Stored records:
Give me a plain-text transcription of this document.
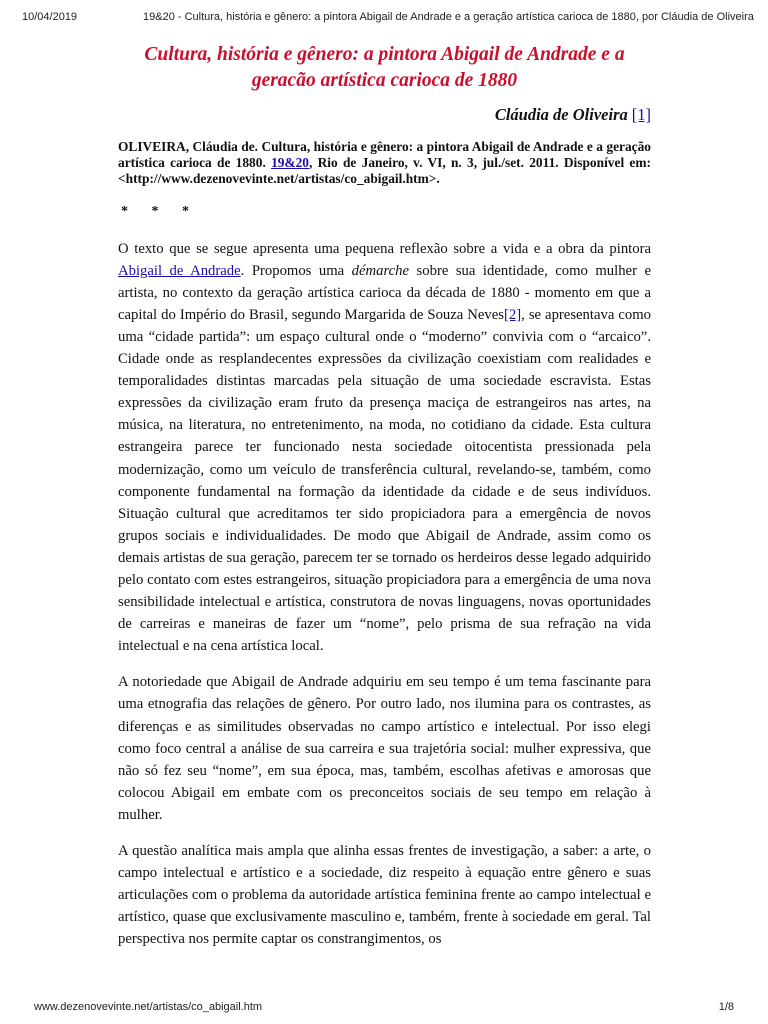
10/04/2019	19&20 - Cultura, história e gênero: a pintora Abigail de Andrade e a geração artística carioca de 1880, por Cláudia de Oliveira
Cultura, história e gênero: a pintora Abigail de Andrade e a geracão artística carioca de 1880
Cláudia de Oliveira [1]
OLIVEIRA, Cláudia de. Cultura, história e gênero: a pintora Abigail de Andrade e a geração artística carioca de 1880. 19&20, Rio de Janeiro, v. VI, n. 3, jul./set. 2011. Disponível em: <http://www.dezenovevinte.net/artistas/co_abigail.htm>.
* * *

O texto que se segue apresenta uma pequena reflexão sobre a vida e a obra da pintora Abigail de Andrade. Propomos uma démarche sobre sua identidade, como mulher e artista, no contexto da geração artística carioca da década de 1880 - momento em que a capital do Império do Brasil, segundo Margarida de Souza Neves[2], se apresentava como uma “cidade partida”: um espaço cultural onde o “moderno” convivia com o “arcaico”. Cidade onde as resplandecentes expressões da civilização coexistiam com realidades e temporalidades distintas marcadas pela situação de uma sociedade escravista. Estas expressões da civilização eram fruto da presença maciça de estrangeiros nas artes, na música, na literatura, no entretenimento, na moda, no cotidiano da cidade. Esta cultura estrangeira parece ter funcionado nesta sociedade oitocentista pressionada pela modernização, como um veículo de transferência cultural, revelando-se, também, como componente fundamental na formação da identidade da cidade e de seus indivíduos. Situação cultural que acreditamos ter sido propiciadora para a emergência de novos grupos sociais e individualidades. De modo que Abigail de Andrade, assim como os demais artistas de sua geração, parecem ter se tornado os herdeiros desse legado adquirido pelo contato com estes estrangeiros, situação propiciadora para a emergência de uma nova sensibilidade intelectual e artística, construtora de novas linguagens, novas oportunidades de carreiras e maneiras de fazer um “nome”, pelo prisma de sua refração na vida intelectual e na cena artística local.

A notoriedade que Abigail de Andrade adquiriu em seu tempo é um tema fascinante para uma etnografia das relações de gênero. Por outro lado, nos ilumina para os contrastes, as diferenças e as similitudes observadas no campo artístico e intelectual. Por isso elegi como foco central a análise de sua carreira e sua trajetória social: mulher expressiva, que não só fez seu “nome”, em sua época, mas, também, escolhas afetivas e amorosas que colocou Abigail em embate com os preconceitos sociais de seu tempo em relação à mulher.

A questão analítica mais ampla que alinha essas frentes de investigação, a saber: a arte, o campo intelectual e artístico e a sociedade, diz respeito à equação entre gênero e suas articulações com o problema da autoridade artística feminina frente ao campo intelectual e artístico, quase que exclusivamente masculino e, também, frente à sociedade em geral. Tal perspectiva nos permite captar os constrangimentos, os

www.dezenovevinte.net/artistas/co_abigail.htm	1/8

Aim »
Reproduce the entries exactly. Do not carry over any picture.

Task result »
Give me a plain-text transcription of this document.
10/04/2019	19&20 - Cultura, história e gênero: a pintora Abigail de Andrade e a geração artística carioca de 1880, por Cláudia de Oliveira
Cultura, história e gênero: a pintora Abigail de Andrade e a geracão artística carioca de 1880
Cláudia de Oliveira [1]
OLIVEIRA, Cláudia de. Cultura, história e gênero: a pintora Abigail de Andrade e a geração artística carioca de 1880. 19&20, Rio de Janeiro, v. VI, n. 3, jul./set. 2011. Disponível em: <http://www.dezenovevinte.net/artistas/co_abigail.htm>.
* * *

O texto que se segue apresenta uma pequena reflexão sobre a vida e a obra da pintora Abigail de Andrade. Propomos uma démarche sobre sua identidade, como mulher e artista, no contexto da geração artística carioca da década de 1880 - momento em que a capital do Império do Brasil, segundo Margarida de Souza Neves[2], se apresentava como uma “cidade partida”: um espaço cultural onde o “moderno” convivia com o “arcaico”. Cidade onde as resplandecentes expressões da civilização coexistiam com realidades e temporalidades distintas marcadas pela situação de uma sociedade escravista. Estas expressões da civilização eram fruto da presença maciça de estrangeiros nas artes, na música, na literatura, no entretenimento, na moda, no cotidiano da cidade. Esta cultura estrangeira parece ter funcionado nesta sociedade oitocentista pressionada pela modernização, como um veículo de transferência cultural, revelando-se, também, como componente fundamental na formação da identidade da cidade e de seus indivíduos. Situação cultural que acreditamos ter sido propiciadora para a emergência de novos grupos sociais e individualidades. De modo que Abigail de Andrade, assim como os demais artistas de sua geração, parecem ter se tornado os herdeiros desse legado adquirido pelo contato com estes estrangeiros, situação propiciadora para a emergência de uma nova sensibilidade intelectual e artística, construtora de novas linguagens, novas oportunidades de carreiras e maneiras de fazer um “nome”, pelo prisma de sua refração na vida intelectual e na cena artística local.

A notoriedade que Abigail de Andrade adquiriu em seu tempo é um tema fascinante para uma etnografia das relações de gênero. Por outro lado, nos ilumina para os contrastes, as diferenças e as similitudes observadas no campo artístico e intelectual. Por isso elegi como foco central a análise de sua carreira e sua trajetória social: mulher expressiva, que não só fez seu “nome”, em sua época, mas, também, escolhas afetivas e amorosas que colocou Abigail em embate com os preconceitos sociais de seu tempo em relação à mulher.

A questão analítica mais ampla que alinha essas frentes de investigação, a saber: a arte, o campo intelectual e artístico e a sociedade, diz respeito à equação entre gênero e suas articulações com o problema da autoridade artística feminina frente ao campo intelectual e artístico, quase que exclusivamente masculino e, também, frente à sociedade em geral. Tal perspectiva nos permite captar os constrangimentos, os

www.dezenovevinte.net/artistas/co_abigail.htm	1/8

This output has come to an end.